■ What is needed
In the data, extract each line that holds the string "godz".

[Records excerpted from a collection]
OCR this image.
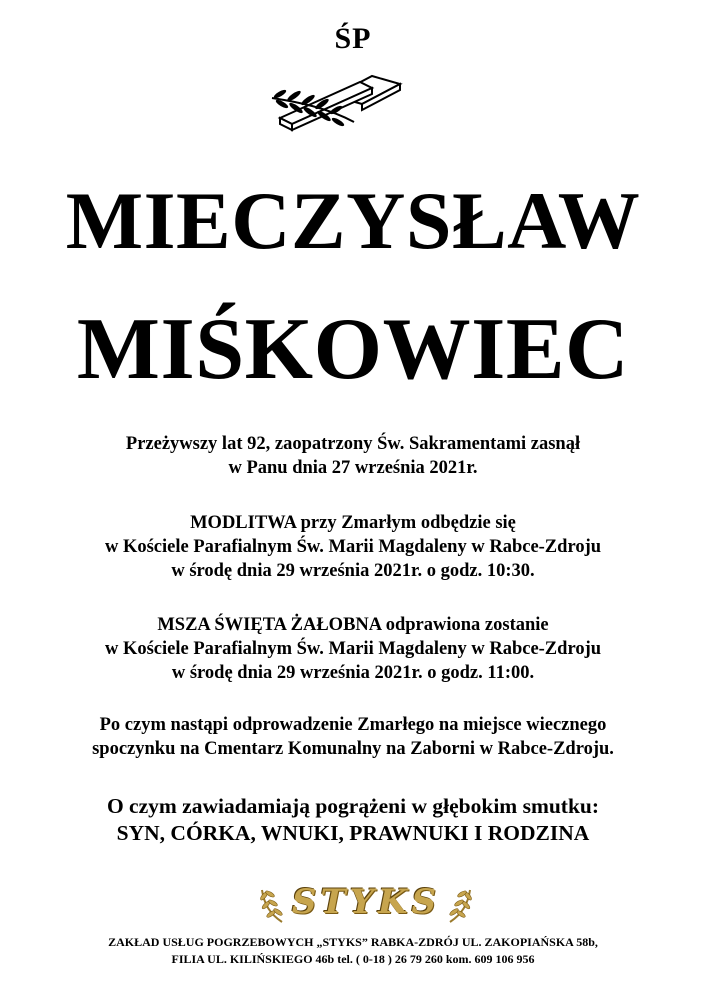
ŚP
MIECZYSŁAW
MIŚKOWIEC
Przeżywszy lat 92, zaopatrzony Św. Sakramentami zasnął
w Panu dnia 27 września 2021r.
MODLITWA przy Zmarłym odbędzie się
w Kościele Parafialnym Św. Marii Magdaleny w Rabce-Zdroju
w środę dnia 29 września 2021r. o godz. 10:30.
MSZA ŚWIĘTA ŻAŁOBNA odprawiona zostanie
w Kościele Parafialnym Św. Marii Magdaleny w Rabce-Zdroju
w środę dnia 29 września 2021r. o godz. 11:00.
Po czym nastąpi odprowadzenie Zmarłego na miejsce wiecznego
spoczynku na Cmentarz Komunalny na Zaborni w Rabce-Zdroju.
O czym zawiadamiają pogrążeni w głębokim smutku:
SYN, CÓRKA, WNUKI, PRAWNUKI I RODZINA
STYKS
ZAKŁAD USŁUG POGRZEBOWYCH „STYKS” RABKA-ZDRÓJ UL. ZAKOPIAŃSKA 58b,
FILIA UL. KILIŃSKIEGO 46b tel. ( 0-18 ) 26 79 260 kom. 609 106 956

■ The completed task
w środę dnia 29 września 2021r. o godz. 10:30.
w środę dnia 29 września 2021r. o godz. 11:00.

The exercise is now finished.